STATED EXERCISE: Retype the data below without altering anything.

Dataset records
● ● ● ● ● ● ●

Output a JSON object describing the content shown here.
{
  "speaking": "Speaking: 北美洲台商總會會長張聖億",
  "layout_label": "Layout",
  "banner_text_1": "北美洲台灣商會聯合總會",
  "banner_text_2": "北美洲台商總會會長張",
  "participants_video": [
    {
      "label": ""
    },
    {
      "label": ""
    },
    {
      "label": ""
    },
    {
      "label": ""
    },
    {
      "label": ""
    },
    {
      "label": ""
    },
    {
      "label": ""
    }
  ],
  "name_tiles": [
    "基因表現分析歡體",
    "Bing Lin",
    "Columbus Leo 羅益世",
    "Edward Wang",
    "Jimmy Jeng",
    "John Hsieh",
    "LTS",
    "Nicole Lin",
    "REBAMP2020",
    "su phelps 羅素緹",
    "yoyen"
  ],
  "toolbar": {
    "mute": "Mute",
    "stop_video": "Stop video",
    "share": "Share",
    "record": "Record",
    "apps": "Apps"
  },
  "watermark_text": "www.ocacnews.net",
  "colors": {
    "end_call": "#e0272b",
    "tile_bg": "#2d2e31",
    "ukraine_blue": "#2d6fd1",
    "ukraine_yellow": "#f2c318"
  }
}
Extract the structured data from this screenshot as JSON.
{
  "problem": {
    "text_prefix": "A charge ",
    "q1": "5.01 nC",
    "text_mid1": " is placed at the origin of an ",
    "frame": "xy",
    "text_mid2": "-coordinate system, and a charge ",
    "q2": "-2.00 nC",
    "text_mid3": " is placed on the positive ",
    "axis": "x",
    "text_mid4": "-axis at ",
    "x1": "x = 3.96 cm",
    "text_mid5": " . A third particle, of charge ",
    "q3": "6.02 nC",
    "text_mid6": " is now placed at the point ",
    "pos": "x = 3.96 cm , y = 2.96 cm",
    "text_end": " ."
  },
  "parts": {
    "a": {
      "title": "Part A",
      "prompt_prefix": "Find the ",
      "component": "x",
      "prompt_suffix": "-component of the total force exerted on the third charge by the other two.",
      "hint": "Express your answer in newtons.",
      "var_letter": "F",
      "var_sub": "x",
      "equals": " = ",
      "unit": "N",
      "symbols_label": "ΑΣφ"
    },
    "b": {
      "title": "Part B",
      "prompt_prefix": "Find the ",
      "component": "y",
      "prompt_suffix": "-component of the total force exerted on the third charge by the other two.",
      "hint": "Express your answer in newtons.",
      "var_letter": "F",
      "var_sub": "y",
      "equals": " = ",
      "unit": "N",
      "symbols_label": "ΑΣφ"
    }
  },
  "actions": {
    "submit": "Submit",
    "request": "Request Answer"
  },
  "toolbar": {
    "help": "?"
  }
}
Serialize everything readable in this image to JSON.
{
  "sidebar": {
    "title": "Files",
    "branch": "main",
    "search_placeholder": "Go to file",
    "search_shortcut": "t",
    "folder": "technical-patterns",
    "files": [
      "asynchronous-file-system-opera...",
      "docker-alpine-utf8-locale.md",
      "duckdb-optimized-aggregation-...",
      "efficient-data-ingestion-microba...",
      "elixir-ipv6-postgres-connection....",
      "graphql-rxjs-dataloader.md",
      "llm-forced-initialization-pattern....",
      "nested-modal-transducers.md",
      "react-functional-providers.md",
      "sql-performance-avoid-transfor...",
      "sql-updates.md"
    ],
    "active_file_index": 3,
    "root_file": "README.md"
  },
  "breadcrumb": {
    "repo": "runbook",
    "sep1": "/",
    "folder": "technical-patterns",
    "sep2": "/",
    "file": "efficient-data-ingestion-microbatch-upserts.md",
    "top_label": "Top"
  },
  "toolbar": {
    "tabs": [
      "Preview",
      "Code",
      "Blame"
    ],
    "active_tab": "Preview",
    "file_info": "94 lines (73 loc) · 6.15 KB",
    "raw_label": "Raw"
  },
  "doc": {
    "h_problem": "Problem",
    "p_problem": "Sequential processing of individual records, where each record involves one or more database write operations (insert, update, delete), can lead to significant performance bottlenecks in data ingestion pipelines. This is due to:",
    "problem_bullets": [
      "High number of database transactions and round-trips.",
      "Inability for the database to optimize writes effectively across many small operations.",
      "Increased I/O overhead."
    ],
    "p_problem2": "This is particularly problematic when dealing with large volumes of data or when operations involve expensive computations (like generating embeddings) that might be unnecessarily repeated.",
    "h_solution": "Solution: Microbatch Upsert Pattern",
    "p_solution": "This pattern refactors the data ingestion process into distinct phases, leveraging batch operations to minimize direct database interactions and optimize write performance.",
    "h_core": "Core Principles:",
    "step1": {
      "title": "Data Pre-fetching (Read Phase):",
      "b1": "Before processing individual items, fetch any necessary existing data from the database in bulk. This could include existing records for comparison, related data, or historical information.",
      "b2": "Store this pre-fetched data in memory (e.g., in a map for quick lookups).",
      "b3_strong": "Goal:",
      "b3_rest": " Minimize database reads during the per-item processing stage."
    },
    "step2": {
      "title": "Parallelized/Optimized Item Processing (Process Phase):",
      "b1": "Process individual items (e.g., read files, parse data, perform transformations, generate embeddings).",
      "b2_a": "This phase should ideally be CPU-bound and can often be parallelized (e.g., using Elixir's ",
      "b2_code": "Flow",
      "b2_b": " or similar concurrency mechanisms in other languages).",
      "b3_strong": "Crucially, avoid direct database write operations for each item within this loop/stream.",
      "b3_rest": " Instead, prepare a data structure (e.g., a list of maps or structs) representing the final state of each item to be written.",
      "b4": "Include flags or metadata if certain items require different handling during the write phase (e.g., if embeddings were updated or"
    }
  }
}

● ● ● ● ● ● ●

OUTPUT OF THE TASK:
Output a JSON object describing the content shown here.
{
  "speaking": "Speaking: 北美洲台商總會會長張聖億",
  "layout_label": "Layout",
  "banner_text_1": "北美洲台灣商會聯合總會",
  "banner_text_2": "北美洲台商總會會長張",
  "participants_video": [
    {
      "label": ""
    },
    {
      "label": ""
    },
    {
      "label": ""
    },
    {
      "label": ""
    },
    {
      "label": ""
    },
    {
      "label": ""
    },
    {
      "label": ""
    }
  ],
  "name_tiles": [
    "基因表現分析歡體",
    "Bing Lin",
    "Columbus Leo 羅益世",
    "Edward Wang",
    "Jimmy Jeng",
    "John Hsieh",
    "LTS",
    "Nicole Lin",
    "REBAMP2020",
    "su phelps 羅素緹",
    "yoyen"
  ],
  "toolbar": {
    "mute": "Mute",
    "stop_video": "Stop video",
    "share": "Share",
    "record": "Record",
    "apps": "Apps"
  },
  "watermark_text": "www.ocacnews.net",
  "colors": {
    "end_call": "#e0272b",
    "tile_bg": "#2d2e31",
    "ukraine_blue": "#2d6fd1",
    "ukraine_yellow": "#f2c318"
  }
}
Extract the structured data from this screenshot as JSON.
{
  "problem": {
    "text_prefix": "A charge ",
    "q1": "5.01 nC",
    "text_mid1": " is placed at the origin of an ",
    "frame": "xy",
    "text_mid2": "-coordinate system, and a charge ",
    "q2": "-2.00 nC",
    "text_mid3": " is placed on the positive ",
    "axis": "x",
    "text_mid4": "-axis at ",
    "x1": "x = 3.96 cm",
    "text_mid5": " . A third particle, of charge ",
    "q3": "6.02 nC",
    "text_mid6": " is now placed at the point ",
    "pos": "x = 3.96 cm , y = 2.96 cm",
    "text_end": " ."
  },
  "parts": {
    "a": {
      "title": "Part A",
      "prompt_prefix": "Find the ",
      "component": "x",
      "prompt_suffix": "-component of the total force exerted on the third charge by the other two.",
      "hint": "Express your answer in newtons.",
      "var_letter": "F",
      "var_sub": "x",
      "equals": " = ",
      "unit": "N",
      "symbols_label": "ΑΣφ"
    },
    "b": {
      "title": "Part B",
      "prompt_prefix": "Find the ",
      "component": "y",
      "prompt_suffix": "-component of the total force exerted on the third charge by the other two.",
      "hint": "Express your answer in newtons.",
      "var_letter": "F",
      "var_sub": "y",
      "equals": " = ",
      "unit": "N",
      "symbols_label": "ΑΣφ"
    }
  },
  "actions": {
    "submit": "Submit",
    "request": "Request Answer"
  },
  "toolbar": {
    "help": "?"
  }
}
Serialize everything readable in this image to JSON.
{
  "sidebar": {
    "title": "Files",
    "branch": "main",
    "search_placeholder": "Go to file",
    "search_shortcut": "t",
    "folder": "technical-patterns",
    "files": [
      "asynchronous-file-system-opera...",
      "docker-alpine-utf8-locale.md",
      "duckdb-optimized-aggregation-...",
      "efficient-data-ingestion-microba...",
      "elixir-ipv6-postgres-connection....",
      "graphql-rxjs-dataloader.md",
      "llm-forced-initialization-pattern....",
      "nested-modal-transducers.md",
      "react-functional-providers.md",
      "sql-performance-avoid-transfor...",
      "sql-updates.md"
    ],
    "active_file_index": 3,
    "root_file": "README.md"
  },
  "breadcrumb": {
    "repo": "runbook",
    "sep1": "/",
    "folder": "technical-patterns",
    "sep2": "/",
    "file": "efficient-data-ingestion-microbatch-upserts.md",
    "top_label": "Top"
  },
  "toolbar": {
    "tabs": [
      "Preview",
      "Code",
      "Blame"
    ],
    "active_tab": "Preview",
    "file_info": "94 lines (73 loc) · 6.15 KB",
    "raw_label": "Raw"
  },
  "doc": {
    "h_problem": "Problem",
    "p_problem": "Sequential processing of individual records, where each record involves one or more database write operations (insert, update, delete), can lead to significant performance bottlenecks in data ingestion pipelines. This is due to:",
    "problem_bullets": [
      "High number of database transactions and round-trips.",
      "Inability for the database to optimize writes effectively across many small operations.",
      "Increased I/O overhead."
    ],
    "p_problem2": "This is particularly problematic when dealing with large volumes of data or when operations involve expensive computations (like generating embeddings) that might be unnecessarily repeated.",
    "h_solution": "Solution: Microbatch Upsert Pattern",
    "p_solution": "This pattern refactors the data ingestion process into distinct phases, leveraging batch operations to minimize direct database interactions and optimize write performance.",
    "h_core": "Core Principles:",
    "step1": {
      "title": "Data Pre-fetching (Read Phase):",
      "b1": "Before processing individual items, fetch any necessary existing data from the database in bulk. This could include existing records for comparison, related data, or historical information.",
      "b2": "Store this pre-fetched data in memory (e.g., in a map for quick lookups).",
      "b3_strong": "Goal:",
      "b3_rest": " Minimize database reads during the per-item processing stage."
    },
    "step2": {
      "title": "Parallelized/Optimized Item Processing (Process Phase):",
      "b1": "Process individual items (e.g., read files, parse data, perform transformations, generate embeddings).",
      "b2_a": "This phase should ideally be CPU-bound and can often be parallelized (e.g., using Elixir's ",
      "b2_code": "Flow",
      "b2_b": " or similar concurrency mechanisms in other languages).",
      "b3_strong": "Crucially, avoid direct database write operations for each item within this loop/stream.",
      "b3_rest": " Instead, prepare a data structure (e.g., a list of maps or structs) representing the final state of each item to be written.",
      "b4": "Include flags or metadata if certain items require different handling during the write phase (e.g., if embeddings were updated or"
    }
  }
}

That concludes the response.